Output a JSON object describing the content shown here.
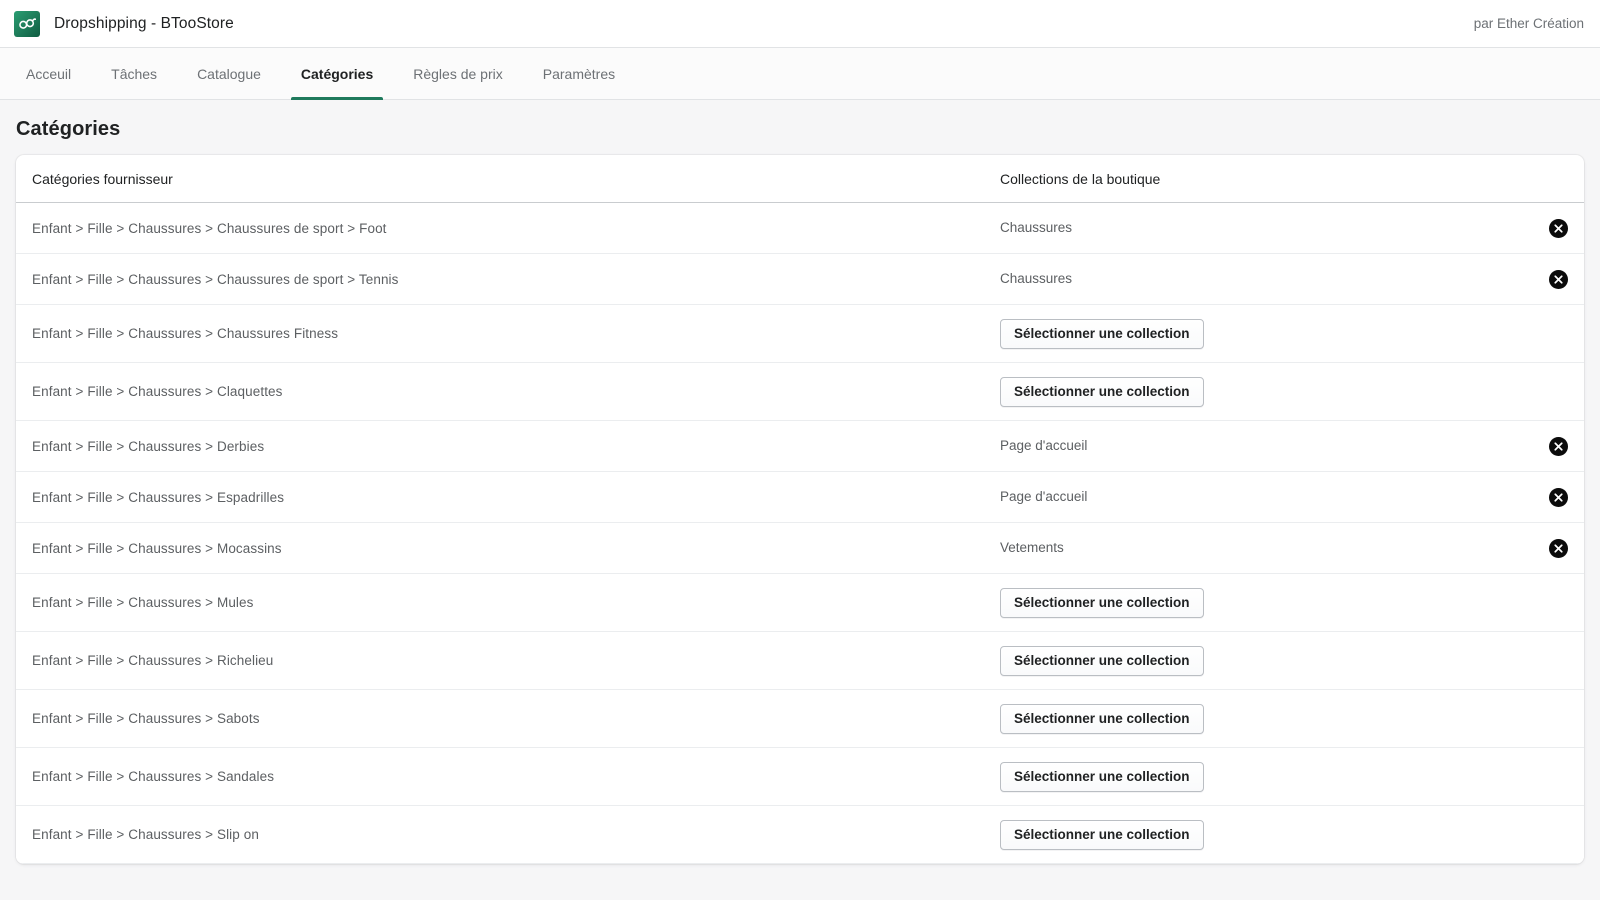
{
  "topbar": {
    "logo_icon": "infinity-logo-icon",
    "app_title": "Dropshipping - BTooStore",
    "credit": "par Ether Création"
  },
  "nav": {
    "tabs": [
      {
        "label": "Acceuil",
        "active": false
      },
      {
        "label": "Tâches",
        "active": false
      },
      {
        "label": "Catalogue",
        "active": false
      },
      {
        "label": "Catégories",
        "active": true
      },
      {
        "label": "Règles de prix",
        "active": false
      },
      {
        "label": "Paramètres",
        "active": false
      }
    ],
    "accent_color": "#1f7a5c"
  },
  "page": {
    "title": "Catégories"
  },
  "table": {
    "headers": {
      "supplier": "Catégories fournisseur",
      "collection": "Collections de la boutique"
    },
    "select_button_label": "Sélectionner une collection",
    "remove_icon": "circle-x-icon",
    "rows": [
      {
        "path": "Enfant > Fille > Chaussures > Chaussures de sport > Foot",
        "collection": "Chaussures",
        "has_collection": true
      },
      {
        "path": "Enfant > Fille > Chaussures > Chaussures de sport > Tennis",
        "collection": "Chaussures",
        "has_collection": true
      },
      {
        "path": "Enfant > Fille > Chaussures > Chaussures Fitness",
        "collection": "",
        "has_collection": false
      },
      {
        "path": "Enfant > Fille > Chaussures > Claquettes",
        "collection": "",
        "has_collection": false
      },
      {
        "path": "Enfant > Fille > Chaussures > Derbies",
        "collection": "Page d'accueil",
        "has_collection": true
      },
      {
        "path": "Enfant > Fille > Chaussures > Espadrilles",
        "collection": "Page d'accueil",
        "has_collection": true
      },
      {
        "path": "Enfant > Fille > Chaussures > Mocassins",
        "collection": "Vetements",
        "has_collection": true
      },
      {
        "path": "Enfant > Fille > Chaussures > Mules",
        "collection": "",
        "has_collection": false
      },
      {
        "path": "Enfant > Fille > Chaussures > Richelieu",
        "collection": "",
        "has_collection": false
      },
      {
        "path": "Enfant > Fille > Chaussures > Sabots",
        "collection": "",
        "has_collection": false
      },
      {
        "path": "Enfant > Fille > Chaussures > Sandales",
        "collection": "",
        "has_collection": false
      },
      {
        "path": "Enfant > Fille > Chaussures > Slip on",
        "collection": "",
        "has_collection": false
      }
    ]
  }
}
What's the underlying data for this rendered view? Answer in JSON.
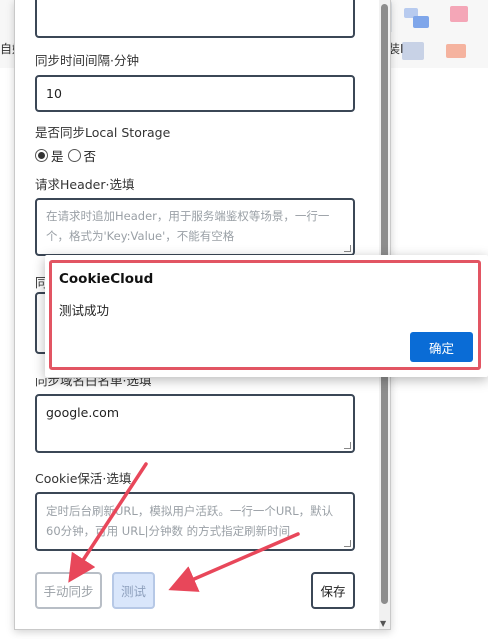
{
  "browser": {
    "read_aloud_icon": "read-aloud-icon",
    "favorites_icon": "star-icon",
    "collections_icon": "collections-icon",
    "extension_icon": "cookiecloud-icon",
    "extension_badge": "↑",
    "bookmark_left": "自媒",
    "bookmark_right": "装I"
  },
  "form": {
    "sync_interval": {
      "label": "同步时间间隔·分钟",
      "value": "10"
    },
    "local_storage": {
      "label": "是否同步Local Storage",
      "option_yes": "是",
      "option_no": "否",
      "selected": "是"
    },
    "header": {
      "label": "请求Header·选填",
      "placeholder": "在请求时追加Header，用于服务端鉴权等场景，一行一个，格式为'Key:Value'，不能有空格"
    },
    "hidden_label_fragment": "同",
    "domains": {
      "label": "同步域名白名单·选填",
      "value": "google.com"
    },
    "keepalive": {
      "label": "Cookie保活·选填",
      "placeholder": "定时后台刷新URL，模拟用户活跃。一行一个URL，默认60分钟，可用 URL|分钟数 的方式指定刷新时间"
    }
  },
  "buttons": {
    "manual_sync": "手动同步",
    "test": "测试",
    "save": "保存"
  },
  "dialog": {
    "title": "CookieCloud",
    "message": "测试成功",
    "ok": "确定"
  },
  "colors": {
    "highlight": "#e25563",
    "primary": "#0a6cd6",
    "arrow": "#e8475a"
  }
}
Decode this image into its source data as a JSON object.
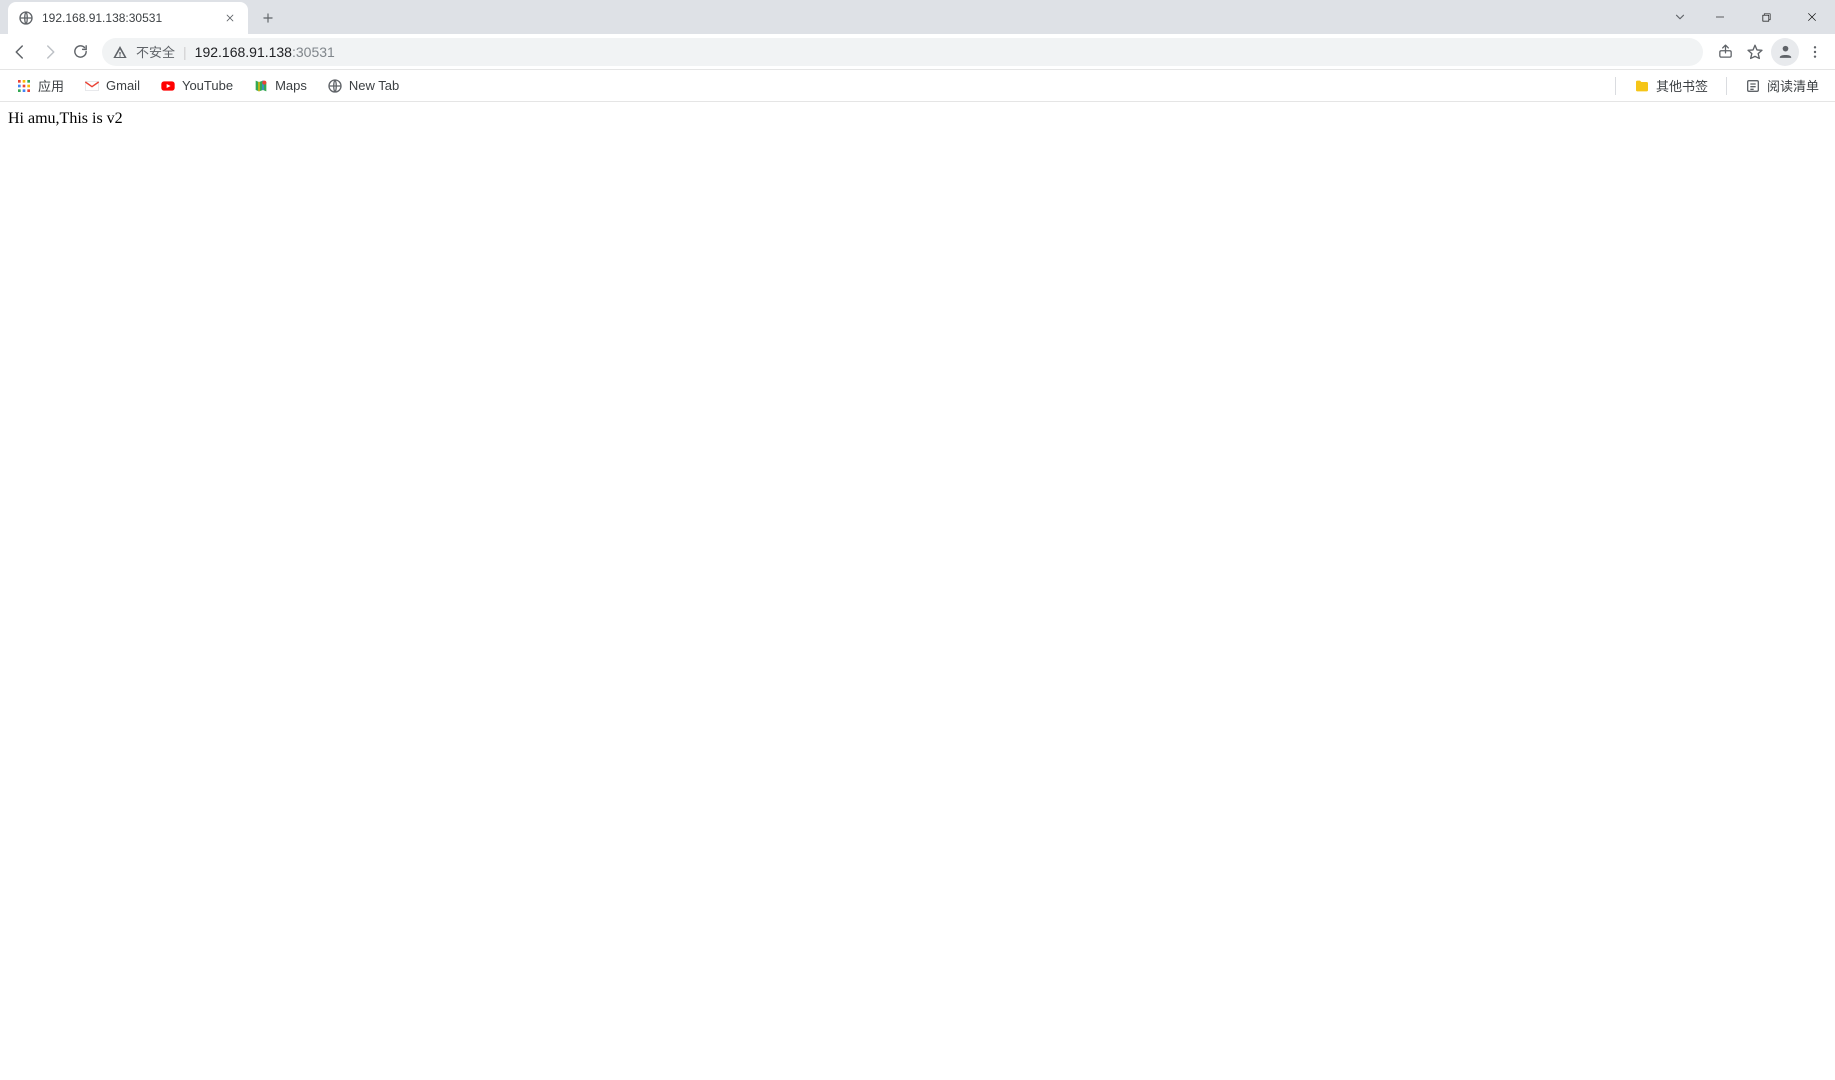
-=-=-
Of the lines in the records, determine how many contain the word "sport", and report that number alone.

2